• SUPPLIED RECORDS
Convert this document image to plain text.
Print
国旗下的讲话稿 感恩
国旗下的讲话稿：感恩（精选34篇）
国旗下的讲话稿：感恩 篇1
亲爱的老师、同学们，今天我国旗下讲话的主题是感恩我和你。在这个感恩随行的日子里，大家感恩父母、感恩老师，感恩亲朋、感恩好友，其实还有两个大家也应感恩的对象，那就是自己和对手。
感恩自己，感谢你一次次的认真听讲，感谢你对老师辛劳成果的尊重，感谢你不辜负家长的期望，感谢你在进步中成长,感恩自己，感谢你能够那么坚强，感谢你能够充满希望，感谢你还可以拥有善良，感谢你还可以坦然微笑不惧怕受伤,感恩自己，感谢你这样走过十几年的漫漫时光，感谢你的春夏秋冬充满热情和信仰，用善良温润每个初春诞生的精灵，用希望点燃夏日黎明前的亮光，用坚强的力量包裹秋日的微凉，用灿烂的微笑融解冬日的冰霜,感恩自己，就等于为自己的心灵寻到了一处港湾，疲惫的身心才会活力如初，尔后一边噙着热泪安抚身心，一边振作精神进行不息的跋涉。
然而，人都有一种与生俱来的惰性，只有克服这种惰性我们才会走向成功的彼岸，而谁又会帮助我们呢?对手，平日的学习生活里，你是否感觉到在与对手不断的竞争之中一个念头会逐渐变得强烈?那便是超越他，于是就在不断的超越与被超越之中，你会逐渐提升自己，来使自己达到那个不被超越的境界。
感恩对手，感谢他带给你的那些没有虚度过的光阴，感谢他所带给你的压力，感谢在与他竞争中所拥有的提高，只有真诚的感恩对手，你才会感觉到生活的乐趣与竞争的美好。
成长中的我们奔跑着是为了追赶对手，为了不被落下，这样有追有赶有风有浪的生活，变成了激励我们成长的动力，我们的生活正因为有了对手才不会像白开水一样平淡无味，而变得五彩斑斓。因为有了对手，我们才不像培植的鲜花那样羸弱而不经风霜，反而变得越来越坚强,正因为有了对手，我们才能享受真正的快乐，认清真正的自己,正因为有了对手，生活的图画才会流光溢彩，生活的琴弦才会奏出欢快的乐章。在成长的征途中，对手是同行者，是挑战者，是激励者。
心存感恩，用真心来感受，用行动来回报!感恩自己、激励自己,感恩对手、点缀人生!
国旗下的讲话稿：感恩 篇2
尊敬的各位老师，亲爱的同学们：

• THE PROBLEM
Identify and list each line with the word "国旗下的讲话稿".

• WRITTEN RESPONSE
国旗下的讲话稿 感恩
国旗下的讲话稿：感恩（精选34篇）
国旗下的讲话稿：感恩 篇1
国旗下的讲话稿：感恩 篇2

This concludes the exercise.